Collected data entries
========================

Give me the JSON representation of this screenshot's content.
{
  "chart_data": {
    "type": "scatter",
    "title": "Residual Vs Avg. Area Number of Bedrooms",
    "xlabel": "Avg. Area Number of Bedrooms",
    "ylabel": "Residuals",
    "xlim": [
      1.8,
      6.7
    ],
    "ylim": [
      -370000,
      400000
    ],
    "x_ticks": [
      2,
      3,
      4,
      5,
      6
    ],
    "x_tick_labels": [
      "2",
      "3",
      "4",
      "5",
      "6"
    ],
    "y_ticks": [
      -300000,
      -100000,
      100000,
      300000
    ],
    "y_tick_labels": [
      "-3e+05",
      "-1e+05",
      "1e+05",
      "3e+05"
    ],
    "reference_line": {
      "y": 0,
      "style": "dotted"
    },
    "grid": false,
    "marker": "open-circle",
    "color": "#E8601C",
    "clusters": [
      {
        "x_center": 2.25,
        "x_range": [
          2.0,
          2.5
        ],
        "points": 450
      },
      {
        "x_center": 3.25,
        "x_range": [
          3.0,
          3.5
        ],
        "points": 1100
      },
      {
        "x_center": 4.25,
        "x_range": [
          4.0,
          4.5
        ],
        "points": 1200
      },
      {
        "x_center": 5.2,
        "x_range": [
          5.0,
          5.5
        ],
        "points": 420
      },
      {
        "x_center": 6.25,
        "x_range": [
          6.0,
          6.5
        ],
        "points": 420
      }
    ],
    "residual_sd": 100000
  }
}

========================

Repeat each entry word for word.

* [Problem solution]:
Give me the JSON representation of this screenshot's content.
{
  "chart_data": {
    "type": "scatter",
    "title": "Residual Vs Avg. Area Number of Bedrooms",
    "xlabel": "Avg. Area Number of Bedrooms",
    "ylabel": "Residuals",
    "xlim": [
      1.8,
      6.7
    ],
    "ylim": [
      -370000,
      400000
    ],
    "x_ticks": [
      2,
      3,
      4,
      5,
      6
    ],
    "x_tick_labels": [
      "2",
      "3",
      "4",
      "5",
      "6"
    ],
    "y_ticks": [
      -300000,
      -100000,
      100000,
      300000
    ],
    "y_tick_labels": [
      "-3e+05",
      "-1e+05",
      "1e+05",
      "3e+05"
    ],
    "reference_line": {
      "y": 0,
      "style": "dotted"
    },
    "grid": false,
    "marker": "open-circle",
    "color": "#E8601C",
    "clusters": [
      {
        "x_center": 2.25,
        "x_range": [
          2.0,
          2.5
        ],
        "points": 450
      },
      {
        "x_center": 3.25,
        "x_range": [
          3.0,
          3.5
        ],
        "points": 1100
      },
      {
        "x_center": 4.25,
        "x_range": [
          4.0,
          4.5
        ],
        "points": 1200
      },
      {
        "x_center": 5.2,
        "x_range": [
          5.0,
          5.5
        ],
        "points": 420
      },
      {
        "x_center": 6.25,
        "x_range": [
          6.0,
          6.5
        ],
        "points": 420
      }
    ],
    "residual_sd": 100000
  }
}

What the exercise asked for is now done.